Exercise directions: Return the lines below that carry the word "Aktiva".

[Data to use start]

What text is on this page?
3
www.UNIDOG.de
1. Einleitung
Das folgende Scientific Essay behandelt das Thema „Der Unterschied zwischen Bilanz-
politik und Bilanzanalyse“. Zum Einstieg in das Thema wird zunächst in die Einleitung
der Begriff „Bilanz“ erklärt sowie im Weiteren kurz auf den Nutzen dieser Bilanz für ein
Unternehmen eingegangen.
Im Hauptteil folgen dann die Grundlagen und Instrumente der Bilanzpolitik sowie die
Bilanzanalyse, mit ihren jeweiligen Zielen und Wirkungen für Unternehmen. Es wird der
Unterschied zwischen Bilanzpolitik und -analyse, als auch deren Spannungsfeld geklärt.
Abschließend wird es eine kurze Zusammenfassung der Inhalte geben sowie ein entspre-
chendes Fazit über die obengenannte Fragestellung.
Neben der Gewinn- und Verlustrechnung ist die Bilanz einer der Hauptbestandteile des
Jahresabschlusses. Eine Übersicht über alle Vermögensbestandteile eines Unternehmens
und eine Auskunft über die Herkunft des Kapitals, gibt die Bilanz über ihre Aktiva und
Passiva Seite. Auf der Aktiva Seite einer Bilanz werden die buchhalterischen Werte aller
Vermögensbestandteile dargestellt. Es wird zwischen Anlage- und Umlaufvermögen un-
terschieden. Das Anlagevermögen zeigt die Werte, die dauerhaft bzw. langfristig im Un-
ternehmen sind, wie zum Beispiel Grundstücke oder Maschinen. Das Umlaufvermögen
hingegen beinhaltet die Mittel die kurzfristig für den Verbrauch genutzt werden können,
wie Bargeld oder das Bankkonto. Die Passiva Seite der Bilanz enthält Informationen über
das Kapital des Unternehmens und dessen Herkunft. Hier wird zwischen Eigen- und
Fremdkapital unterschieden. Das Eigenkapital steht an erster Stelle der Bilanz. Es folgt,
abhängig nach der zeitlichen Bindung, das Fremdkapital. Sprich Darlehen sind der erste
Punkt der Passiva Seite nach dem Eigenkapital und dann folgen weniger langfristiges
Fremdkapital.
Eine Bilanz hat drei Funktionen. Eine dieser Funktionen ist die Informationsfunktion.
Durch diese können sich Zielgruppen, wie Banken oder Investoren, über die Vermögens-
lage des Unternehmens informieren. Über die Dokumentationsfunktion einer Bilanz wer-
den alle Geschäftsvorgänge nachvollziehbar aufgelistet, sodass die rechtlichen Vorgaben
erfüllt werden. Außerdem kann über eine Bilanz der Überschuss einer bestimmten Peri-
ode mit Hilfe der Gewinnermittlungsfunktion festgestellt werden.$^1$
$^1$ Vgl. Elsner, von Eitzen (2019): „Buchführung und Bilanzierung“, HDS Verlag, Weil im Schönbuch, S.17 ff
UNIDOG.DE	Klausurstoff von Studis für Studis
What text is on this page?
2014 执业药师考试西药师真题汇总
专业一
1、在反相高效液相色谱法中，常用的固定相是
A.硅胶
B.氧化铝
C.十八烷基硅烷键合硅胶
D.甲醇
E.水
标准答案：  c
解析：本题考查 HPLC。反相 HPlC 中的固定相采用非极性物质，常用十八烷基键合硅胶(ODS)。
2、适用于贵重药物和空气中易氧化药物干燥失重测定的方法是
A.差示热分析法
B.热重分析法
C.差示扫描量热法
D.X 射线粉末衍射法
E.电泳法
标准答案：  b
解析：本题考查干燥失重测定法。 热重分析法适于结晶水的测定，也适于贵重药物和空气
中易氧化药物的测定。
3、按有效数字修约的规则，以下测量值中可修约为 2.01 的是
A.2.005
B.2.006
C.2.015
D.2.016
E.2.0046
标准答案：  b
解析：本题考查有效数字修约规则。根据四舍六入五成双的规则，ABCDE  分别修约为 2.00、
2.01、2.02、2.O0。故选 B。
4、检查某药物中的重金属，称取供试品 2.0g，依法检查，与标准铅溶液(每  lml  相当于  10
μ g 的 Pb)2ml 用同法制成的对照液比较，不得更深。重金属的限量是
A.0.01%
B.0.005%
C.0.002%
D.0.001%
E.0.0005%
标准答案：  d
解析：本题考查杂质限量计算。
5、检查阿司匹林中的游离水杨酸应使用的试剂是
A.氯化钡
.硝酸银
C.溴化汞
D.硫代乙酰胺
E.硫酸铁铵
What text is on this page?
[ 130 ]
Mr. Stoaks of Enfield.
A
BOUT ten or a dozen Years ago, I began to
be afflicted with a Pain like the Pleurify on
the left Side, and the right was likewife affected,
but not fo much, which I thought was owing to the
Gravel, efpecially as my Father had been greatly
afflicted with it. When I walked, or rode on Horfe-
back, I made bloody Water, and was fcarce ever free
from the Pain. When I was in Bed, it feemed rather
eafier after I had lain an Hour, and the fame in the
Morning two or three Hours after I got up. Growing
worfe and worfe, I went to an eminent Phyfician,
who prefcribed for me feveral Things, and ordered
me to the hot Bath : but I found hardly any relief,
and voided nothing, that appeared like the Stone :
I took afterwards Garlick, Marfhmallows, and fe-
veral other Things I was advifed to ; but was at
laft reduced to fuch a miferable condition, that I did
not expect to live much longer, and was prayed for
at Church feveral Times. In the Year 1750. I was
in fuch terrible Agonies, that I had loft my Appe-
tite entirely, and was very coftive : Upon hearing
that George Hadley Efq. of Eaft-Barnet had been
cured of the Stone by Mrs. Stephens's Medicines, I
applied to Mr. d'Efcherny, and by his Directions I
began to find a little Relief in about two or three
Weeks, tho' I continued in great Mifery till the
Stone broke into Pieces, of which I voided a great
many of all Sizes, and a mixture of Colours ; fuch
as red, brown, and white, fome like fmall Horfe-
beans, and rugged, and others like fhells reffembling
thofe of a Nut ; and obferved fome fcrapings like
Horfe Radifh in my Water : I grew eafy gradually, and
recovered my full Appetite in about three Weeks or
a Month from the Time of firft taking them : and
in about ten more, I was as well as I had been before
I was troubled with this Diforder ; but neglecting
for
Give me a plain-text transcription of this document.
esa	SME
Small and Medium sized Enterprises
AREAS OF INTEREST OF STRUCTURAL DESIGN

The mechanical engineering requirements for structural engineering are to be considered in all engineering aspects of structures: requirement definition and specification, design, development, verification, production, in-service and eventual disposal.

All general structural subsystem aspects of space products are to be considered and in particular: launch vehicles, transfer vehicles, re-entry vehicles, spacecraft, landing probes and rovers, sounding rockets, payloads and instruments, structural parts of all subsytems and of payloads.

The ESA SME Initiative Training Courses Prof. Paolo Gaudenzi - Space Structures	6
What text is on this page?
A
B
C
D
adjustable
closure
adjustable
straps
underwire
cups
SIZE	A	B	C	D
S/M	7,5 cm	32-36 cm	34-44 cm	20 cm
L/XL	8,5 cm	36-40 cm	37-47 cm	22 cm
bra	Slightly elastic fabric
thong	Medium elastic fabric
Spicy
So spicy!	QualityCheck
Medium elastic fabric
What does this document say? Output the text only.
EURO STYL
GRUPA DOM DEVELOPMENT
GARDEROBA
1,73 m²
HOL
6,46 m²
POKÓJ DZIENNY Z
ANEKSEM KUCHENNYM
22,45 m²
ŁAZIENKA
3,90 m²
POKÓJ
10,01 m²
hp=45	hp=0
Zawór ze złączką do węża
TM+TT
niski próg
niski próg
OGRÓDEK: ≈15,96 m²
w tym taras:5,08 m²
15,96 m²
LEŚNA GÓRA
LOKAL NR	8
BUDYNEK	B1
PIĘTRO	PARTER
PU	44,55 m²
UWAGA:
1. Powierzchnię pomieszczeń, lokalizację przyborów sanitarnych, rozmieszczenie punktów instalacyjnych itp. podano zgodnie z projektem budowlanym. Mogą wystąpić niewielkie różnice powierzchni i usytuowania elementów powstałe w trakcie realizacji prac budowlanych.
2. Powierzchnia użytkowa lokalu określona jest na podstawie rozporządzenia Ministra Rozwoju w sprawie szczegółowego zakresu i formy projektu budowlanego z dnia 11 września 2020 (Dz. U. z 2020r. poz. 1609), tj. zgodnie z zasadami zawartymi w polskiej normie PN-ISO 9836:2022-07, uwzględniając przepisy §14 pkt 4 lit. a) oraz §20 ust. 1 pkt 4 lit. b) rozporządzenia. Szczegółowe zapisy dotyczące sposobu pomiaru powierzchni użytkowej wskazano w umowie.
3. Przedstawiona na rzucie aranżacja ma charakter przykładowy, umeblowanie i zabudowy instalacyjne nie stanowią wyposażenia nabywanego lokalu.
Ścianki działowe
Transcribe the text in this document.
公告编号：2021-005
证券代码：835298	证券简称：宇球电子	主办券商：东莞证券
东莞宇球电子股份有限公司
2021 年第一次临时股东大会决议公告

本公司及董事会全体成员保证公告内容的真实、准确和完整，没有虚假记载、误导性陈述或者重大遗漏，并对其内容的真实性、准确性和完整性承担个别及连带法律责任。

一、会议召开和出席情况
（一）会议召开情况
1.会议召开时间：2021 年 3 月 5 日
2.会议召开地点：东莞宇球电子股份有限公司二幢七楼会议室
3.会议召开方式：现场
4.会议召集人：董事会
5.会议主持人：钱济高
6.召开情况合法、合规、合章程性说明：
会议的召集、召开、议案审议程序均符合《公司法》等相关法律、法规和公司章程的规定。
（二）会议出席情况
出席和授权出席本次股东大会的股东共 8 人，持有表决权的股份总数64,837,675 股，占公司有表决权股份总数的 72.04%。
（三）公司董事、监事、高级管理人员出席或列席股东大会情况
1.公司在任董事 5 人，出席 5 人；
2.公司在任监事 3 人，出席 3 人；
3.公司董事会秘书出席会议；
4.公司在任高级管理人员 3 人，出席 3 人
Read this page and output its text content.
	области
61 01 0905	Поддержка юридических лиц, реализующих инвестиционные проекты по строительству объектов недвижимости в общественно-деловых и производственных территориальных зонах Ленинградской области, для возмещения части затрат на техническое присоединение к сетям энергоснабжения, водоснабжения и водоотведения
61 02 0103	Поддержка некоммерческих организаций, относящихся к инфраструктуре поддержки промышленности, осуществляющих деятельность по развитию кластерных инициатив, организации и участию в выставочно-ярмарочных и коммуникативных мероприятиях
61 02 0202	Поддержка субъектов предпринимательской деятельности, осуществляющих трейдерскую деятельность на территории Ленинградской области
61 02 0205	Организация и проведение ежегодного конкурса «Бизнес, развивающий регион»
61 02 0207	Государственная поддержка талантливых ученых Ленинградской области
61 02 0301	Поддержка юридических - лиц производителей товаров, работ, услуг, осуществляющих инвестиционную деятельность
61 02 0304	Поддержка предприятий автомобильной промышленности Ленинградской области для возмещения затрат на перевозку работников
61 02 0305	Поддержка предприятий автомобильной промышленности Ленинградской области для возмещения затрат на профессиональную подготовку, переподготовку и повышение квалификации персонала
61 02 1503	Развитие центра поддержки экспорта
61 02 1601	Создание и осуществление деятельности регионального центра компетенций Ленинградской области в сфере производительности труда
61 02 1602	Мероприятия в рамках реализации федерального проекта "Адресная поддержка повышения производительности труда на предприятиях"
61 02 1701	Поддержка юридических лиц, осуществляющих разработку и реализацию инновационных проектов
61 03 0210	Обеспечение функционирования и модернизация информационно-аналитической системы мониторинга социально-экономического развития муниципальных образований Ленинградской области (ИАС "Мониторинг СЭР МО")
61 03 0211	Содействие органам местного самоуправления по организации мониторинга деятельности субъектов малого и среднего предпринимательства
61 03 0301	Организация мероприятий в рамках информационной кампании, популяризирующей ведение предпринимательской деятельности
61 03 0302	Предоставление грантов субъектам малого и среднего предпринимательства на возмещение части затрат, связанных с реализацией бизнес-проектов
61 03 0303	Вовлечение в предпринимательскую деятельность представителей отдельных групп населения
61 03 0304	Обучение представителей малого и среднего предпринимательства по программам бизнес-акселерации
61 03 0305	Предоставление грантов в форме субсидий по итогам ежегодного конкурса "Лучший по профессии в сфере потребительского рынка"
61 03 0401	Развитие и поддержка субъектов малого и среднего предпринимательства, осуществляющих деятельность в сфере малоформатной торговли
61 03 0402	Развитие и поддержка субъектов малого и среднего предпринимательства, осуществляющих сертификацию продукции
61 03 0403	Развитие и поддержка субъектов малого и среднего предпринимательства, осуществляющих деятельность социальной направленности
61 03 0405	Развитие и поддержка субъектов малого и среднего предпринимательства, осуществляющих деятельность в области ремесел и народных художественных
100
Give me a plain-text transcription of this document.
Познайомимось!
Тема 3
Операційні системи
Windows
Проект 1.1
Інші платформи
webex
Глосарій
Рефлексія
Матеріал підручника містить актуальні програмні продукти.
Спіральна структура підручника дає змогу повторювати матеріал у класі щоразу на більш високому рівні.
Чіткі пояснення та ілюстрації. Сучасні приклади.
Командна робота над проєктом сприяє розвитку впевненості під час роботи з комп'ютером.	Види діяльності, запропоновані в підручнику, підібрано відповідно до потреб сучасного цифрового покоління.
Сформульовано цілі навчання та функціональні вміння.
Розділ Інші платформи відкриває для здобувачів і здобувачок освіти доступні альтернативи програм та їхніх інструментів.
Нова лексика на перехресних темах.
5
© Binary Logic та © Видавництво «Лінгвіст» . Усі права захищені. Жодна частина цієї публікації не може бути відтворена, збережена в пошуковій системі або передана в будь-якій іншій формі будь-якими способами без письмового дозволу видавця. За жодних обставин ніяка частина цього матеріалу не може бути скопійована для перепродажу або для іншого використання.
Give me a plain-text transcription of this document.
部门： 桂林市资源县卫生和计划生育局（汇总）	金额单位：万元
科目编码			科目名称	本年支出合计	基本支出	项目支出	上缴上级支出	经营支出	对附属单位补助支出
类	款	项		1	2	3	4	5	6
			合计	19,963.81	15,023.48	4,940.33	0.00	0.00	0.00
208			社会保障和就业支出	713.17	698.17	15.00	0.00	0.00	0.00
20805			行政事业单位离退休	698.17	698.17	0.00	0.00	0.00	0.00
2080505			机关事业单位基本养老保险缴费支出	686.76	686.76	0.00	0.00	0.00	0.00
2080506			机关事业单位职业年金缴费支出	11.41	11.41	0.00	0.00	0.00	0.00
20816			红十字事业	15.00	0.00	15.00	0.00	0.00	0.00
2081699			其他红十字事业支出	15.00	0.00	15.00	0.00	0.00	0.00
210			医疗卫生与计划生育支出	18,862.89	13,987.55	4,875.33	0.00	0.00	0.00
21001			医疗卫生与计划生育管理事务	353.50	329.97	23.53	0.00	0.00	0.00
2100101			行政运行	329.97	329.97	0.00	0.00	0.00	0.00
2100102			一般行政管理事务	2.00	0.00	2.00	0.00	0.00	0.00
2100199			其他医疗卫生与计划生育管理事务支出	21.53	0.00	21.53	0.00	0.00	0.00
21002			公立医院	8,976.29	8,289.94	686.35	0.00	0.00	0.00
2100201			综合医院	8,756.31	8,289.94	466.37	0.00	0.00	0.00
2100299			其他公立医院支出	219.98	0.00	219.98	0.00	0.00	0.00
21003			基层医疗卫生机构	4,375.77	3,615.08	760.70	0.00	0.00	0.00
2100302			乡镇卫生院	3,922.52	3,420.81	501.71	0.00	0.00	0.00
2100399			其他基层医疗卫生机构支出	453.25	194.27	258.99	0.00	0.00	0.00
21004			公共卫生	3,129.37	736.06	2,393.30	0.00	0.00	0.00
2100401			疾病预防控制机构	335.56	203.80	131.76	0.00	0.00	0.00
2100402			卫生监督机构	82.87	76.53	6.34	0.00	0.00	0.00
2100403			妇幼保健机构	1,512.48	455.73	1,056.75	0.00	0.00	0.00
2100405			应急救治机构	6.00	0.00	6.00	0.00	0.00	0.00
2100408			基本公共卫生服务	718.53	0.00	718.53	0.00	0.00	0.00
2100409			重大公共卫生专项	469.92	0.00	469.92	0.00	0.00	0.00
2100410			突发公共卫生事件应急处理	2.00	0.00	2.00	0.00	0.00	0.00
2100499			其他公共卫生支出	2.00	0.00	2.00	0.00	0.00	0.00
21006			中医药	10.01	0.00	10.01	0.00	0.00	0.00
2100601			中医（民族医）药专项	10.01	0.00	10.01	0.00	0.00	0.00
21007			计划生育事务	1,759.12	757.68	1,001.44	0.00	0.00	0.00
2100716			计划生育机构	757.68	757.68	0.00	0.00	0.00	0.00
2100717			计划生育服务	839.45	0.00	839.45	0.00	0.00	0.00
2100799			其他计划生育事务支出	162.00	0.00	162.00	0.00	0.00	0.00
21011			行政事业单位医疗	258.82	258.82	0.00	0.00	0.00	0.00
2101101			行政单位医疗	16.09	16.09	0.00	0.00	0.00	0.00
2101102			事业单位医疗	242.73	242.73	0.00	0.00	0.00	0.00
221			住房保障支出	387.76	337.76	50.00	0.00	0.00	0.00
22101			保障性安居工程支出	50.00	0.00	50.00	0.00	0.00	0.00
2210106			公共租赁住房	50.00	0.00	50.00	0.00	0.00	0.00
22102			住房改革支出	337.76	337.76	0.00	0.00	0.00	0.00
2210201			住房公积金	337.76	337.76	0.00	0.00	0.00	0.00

[Data to use end]

Answer for the task:
und eine Auskunft über die Herkunft des Kapitals, gibt die Bilanz über ihre Aktiva und
Passiva Seite. Auf der Aktiva Seite einer Bilanz werden die buchhalterischen Werte aller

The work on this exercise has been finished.